> [TASK OBJECTIVE] Scan the entries for the string "arcsec" and give the number of lines that have it, nothing further.

> [MATERIAL SUPPLIED]
— START —

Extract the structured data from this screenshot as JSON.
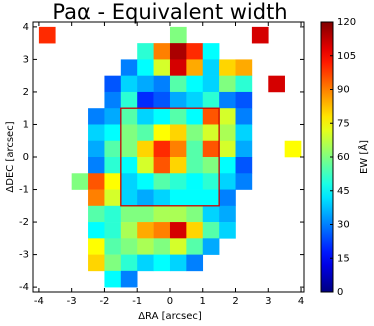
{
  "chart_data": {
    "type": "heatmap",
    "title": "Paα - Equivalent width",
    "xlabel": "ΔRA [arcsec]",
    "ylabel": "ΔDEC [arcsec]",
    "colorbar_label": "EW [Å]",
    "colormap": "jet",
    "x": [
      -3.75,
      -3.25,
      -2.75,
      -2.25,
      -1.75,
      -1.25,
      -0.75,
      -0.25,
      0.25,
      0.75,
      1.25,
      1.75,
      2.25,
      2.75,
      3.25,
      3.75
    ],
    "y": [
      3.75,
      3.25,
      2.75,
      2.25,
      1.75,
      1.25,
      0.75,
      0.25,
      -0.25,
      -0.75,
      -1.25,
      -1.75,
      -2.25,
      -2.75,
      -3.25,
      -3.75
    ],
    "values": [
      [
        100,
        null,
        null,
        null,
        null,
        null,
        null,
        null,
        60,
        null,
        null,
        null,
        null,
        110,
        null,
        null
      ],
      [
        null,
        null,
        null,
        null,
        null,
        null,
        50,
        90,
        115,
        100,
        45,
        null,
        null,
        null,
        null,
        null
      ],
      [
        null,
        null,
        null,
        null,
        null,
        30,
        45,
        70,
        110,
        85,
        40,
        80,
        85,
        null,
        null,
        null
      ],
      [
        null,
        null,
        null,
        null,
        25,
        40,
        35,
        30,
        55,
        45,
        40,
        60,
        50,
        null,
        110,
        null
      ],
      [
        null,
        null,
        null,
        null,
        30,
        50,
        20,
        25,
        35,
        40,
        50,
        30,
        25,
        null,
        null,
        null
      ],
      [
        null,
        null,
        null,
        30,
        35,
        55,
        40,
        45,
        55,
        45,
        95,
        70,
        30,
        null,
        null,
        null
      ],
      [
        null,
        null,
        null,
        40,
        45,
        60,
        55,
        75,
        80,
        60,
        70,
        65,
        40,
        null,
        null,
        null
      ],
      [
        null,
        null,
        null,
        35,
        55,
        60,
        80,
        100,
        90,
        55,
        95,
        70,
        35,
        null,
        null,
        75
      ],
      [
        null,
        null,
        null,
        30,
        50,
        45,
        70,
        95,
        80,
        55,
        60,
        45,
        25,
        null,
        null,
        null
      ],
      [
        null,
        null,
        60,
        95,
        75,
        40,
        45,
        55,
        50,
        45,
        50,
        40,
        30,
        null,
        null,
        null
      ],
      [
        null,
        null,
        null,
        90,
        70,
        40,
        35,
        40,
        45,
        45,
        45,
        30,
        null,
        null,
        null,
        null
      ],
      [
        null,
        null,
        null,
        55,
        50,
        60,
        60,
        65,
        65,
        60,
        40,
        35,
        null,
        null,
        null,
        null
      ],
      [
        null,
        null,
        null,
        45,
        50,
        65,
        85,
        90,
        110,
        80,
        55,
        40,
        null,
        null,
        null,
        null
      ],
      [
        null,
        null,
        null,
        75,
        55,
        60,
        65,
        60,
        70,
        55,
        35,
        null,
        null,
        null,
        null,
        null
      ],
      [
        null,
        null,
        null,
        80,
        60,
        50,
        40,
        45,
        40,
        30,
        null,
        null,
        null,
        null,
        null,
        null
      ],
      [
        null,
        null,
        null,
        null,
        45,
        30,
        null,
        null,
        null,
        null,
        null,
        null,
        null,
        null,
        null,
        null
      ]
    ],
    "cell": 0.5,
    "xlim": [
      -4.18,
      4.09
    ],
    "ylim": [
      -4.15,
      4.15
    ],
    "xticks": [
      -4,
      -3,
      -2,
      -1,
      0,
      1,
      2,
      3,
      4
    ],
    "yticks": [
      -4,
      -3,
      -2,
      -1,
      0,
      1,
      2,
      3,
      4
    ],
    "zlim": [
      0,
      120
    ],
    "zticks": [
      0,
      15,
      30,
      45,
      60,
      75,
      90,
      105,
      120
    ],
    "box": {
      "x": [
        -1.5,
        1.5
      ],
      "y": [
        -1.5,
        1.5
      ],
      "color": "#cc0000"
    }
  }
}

— END —

> [TASK RESULT] 2